Your objective: Retype all of the data. Every line must match exactly.

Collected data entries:
****************

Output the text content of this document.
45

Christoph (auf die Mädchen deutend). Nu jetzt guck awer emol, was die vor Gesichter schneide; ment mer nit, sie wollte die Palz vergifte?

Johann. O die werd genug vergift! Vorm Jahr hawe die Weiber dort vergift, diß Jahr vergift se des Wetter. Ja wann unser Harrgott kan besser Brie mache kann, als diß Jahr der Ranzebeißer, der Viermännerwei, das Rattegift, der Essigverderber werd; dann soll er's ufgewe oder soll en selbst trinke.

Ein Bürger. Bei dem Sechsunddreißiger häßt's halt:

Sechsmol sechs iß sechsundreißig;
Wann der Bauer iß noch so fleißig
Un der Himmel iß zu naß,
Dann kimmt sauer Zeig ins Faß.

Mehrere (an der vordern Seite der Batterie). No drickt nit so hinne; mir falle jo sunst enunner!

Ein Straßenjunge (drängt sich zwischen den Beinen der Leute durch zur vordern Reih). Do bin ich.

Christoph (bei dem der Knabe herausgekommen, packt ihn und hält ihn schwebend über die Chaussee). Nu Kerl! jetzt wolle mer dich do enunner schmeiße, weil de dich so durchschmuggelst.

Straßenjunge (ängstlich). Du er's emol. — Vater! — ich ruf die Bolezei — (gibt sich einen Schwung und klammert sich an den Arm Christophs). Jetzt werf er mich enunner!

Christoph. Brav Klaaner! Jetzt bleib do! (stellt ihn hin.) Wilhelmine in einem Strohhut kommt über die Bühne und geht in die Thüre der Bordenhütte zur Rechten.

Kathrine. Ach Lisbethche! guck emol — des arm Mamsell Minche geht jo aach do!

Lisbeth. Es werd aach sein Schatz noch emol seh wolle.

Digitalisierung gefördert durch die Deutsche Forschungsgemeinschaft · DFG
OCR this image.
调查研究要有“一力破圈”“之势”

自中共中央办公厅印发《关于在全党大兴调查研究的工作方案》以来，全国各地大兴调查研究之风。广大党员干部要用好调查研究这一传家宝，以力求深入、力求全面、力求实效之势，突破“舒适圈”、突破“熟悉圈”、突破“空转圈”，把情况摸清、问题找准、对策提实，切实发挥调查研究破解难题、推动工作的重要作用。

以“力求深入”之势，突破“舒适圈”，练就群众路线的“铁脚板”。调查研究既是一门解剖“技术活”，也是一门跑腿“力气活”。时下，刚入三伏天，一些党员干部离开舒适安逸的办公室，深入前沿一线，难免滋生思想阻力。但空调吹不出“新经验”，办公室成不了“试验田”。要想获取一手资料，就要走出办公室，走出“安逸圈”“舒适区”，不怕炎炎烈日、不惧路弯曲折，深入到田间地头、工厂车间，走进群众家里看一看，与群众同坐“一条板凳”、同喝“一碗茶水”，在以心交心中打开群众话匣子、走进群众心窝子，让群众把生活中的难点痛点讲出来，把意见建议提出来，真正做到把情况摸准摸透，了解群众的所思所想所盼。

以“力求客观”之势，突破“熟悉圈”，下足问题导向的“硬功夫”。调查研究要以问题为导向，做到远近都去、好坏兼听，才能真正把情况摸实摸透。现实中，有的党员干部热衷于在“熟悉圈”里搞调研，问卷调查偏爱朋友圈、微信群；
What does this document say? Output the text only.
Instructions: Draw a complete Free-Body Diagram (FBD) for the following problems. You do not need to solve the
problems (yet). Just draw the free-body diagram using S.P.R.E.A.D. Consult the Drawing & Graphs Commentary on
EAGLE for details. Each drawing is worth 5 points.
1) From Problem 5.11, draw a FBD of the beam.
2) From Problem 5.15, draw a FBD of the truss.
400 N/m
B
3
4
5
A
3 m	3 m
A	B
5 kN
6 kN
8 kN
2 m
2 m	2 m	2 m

****************

Result:
Output the text content of this document.
45

Christoph (auf die Mädchen deutend). Nu jetzt guck awer emol, was die vor Gesichter schneide; ment mer nit, sie wollte die Palz vergifte?

Johann. O die werd genug vergift! Vorm Jahr hawe die Weiber dort vergift, diß Jahr vergift se des Wetter. Ja wann unser Harrgott kan besser Brie mache kann, als diß Jahr der Ranzebeißer, der Viermännerwei, das Rattegift, der Essigverderber werd; dann soll er's ufgewe oder soll en selbst trinke.

Ein Bürger. Bei dem Sechsunddreißiger häßt's halt:

Sechsmol sechs iß sechsundreißig;
Wann der Bauer iß noch so fleißig
Un der Himmel iß zu naß,
Dann kimmt sauer Zeig ins Faß.

Mehrere (an der vordern Seite der Batterie). No drickt nit so hinne; mir falle jo sunst enunner!

Ein Straßenjunge (drängt sich zwischen den Beinen der Leute durch zur vordern Reih). Do bin ich.

Christoph (bei dem der Knabe herausgekommen, packt ihn und hält ihn schwebend über die Chaussee). Nu Kerl! jetzt wolle mer dich do enunner schmeiße, weil de dich so durchschmuggelst.

Straßenjunge (ängstlich). Du er's emol. — Vater! — ich ruf die Bolezei — (gibt sich einen Schwung und klammert sich an den Arm Christophs). Jetzt werf er mich enunner!

Christoph. Brav Klaaner! Jetzt bleib do! (stellt ihn hin.) Wilhelmine in einem Strohhut kommt über die Bühne und geht in die Thüre der Bordenhütte zur Rechten.

Kathrine. Ach Lisbethche! guck emol — des arm Mamsell Minche geht jo aach do!

Lisbeth. Es werd aach sein Schatz noch emol seh wolle.

Digitalisierung gefördert durch die Deutsche Forschungsgemeinschaft · DFG
OCR this image.
调查研究要有“一力破圈”“之势”

自中共中央办公厅印发《关于在全党大兴调查研究的工作方案》以来，全国各地大兴调查研究之风。广大党员干部要用好调查研究这一传家宝，以力求深入、力求全面、力求实效之势，突破“舒适圈”、突破“熟悉圈”、突破“空转圈”，把情况摸清、问题找准、对策提实，切实发挥调查研究破解难题、推动工作的重要作用。

以“力求深入”之势，突破“舒适圈”，练就群众路线的“铁脚板”。调查研究既是一门解剖“技术活”，也是一门跑腿“力气活”。时下，刚入三伏天，一些党员干部离开舒适安逸的办公室，深入前沿一线，难免滋生思想阻力。但空调吹不出“新经验”，办公室成不了“试验田”。要想获取一手资料，就要走出办公室，走出“安逸圈”“舒适区”，不怕炎炎烈日、不惧路弯曲折，深入到田间地头、工厂车间，走进群众家里看一看，与群众同坐“一条板凳”、同喝“一碗茶水”，在以心交心中打开群众话匣子、走进群众心窝子，让群众把生活中的难点痛点讲出来，把意见建议提出来，真正做到把情况摸准摸透，了解群众的所思所想所盼。

以“力求客观”之势，突破“熟悉圈”，下足问题导向的“硬功夫”。调查研究要以问题为导向，做到远近都去、好坏兼听，才能真正把情况摸实摸透。现实中，有的党员干部热衷于在“熟悉圈”里搞调研，问卷调查偏爱朋友圈、微信群；
What does this document say? Output the text only.
Instructions: Draw a complete Free-Body Diagram (FBD) for the following problems. You do not need to solve the
problems (yet). Just draw the free-body diagram using S.P.R.E.A.D. Consult the Drawing & Graphs Commentary on
EAGLE for details. Each drawing is worth 5 points.
1) From Problem 5.11, draw a FBD of the beam.
2) From Problem 5.15, draw a FBD of the truss.
400 N/m
B
3
4
5
A
3 m	3 m
A	B
5 kN
6 kN
8 kN
2 m
2 m	2 m	2 m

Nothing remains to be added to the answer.